__Work to do__:
1. In the bash performance thread, which function did the experiments trace the slowdown to?
2. Continue the bash performance thread from its last line onward.

On 5/18/15 5:45 AM, Vladimir Marek wrote:
> Hi,
>
> Our customer updated from bash 3.0.16 to 3.2.57 and claims that it
> caused decreased performance. The report is slightly vague and says that
> bash now consumes more memory and is slower after running ~ 30000
> commands. My current belief (and I want to have it confirmed form
> customer) is that the problem is that bash is now eating more CPU
> cycles.
>
> I did some experiments and tracked it down to the bgp_delete function.
> Once the number of records in 'bgpids' list reaches 30k (== ulimit -u on
> Solaris), every new allocated pid results in bgp_delete call to make
> sure that the list does not contain duplicate entries. And that means
> walking all 30k entries in single linked list because the new pid is
> most probably unique. I believe that customer use case involves rapid
> execution of external commands so the 'bgpids' is traversed many times
> and the performance hit becomes significant.
>
> I am thinking about improving the situation. Number of options come into
> mind. In order to get the fix to the official sources I would like to
> discuss the approach in advance.
>
>
> a) decreasing size of the 'bgpids' list. Why do we need 30k entries if
> we don't trust that the IDs are unique? Maybe configuration or runtime
> option?
I've thought about it. Posix only requires saving the statuses of the last
CHILD_MAX asynchronous pids. The bash code has traditionally saved
the statues of the last `ulimit -u' processes, regardless of whether
they're asynchronous. I changed the bash development version to save
only asynchronous jobs to the bgpids list about a month ago.
>
> b) create hash map containing the IDs to decrease the search time. We
> still need to maintain linked list to know which PID is oldest (to be
> removed). The linked list might benefit from being double linked one
> so that we are able to remove elements without traversing it again.

__Collected data__:
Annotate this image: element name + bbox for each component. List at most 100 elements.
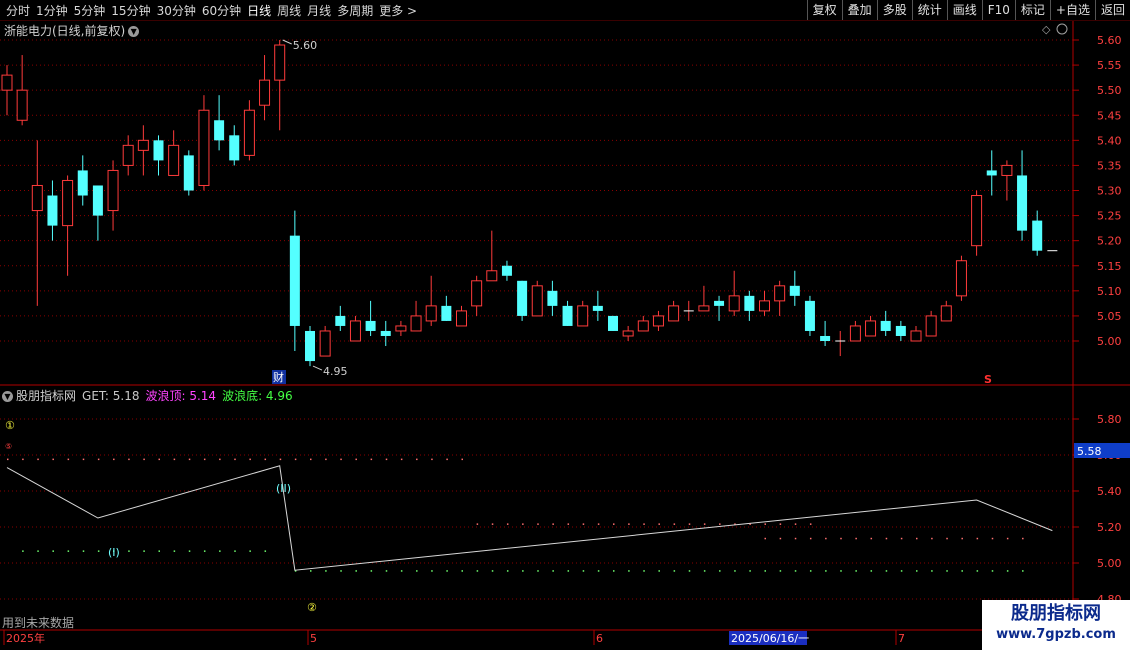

__Answers given__:
1. The bgp_delete function.

2.
http://lists.gnu.org/archive/html/bug-bash/2015-04/msg00075.html
We'll see if the change to save only asynchronous pids makes enough of
a difference. I've attached that patch if you want to look at it; line
numbers will certainly vary.
> c) some means to clear the 'bgpids' list during runtime.
`wait' with no arguments discards all saved status values.
http://pubs.opengroup.org/onlinepubs/9699919799/utilities/wait.html#tag_20_153
`disown -a' will also work.
Chet
--
``The lyf so short, the craft so long to lerne.'' - Chaucer
``Ars longa, vita brevis'' - Hippocrates
Chet Ramey, ITS, CWRU [email protected] http://cnswww.cns.cwru.edu/~chet/
*** bash-20150410/jobs.c 2015-04-17 14:32:17.000000000 -0400
--- bash-20150417/jobs.c 2015-04-15 21:28:08.000000000 -0400
***************
*** 1044,1051 ****
return;
! if ((dflags & DEL_NOBGPID) == 0)
{
proc = find_last_proc (job_index, 0);
- /* Could do this just for J_ASYNC jobs, but we save all. */
if (proc)
bgp_add (proc->pid, process_exit_status (proc->status));
--- 1044,1050 ----
return;
! if ((dflags & DEL_NOBGPID) == 0 && (temp->flags & (J_ASYNC|J_FOREGROUND)) == J_ASYNC)
{
proc = find_last_proc (job_index, 0);
if (proc)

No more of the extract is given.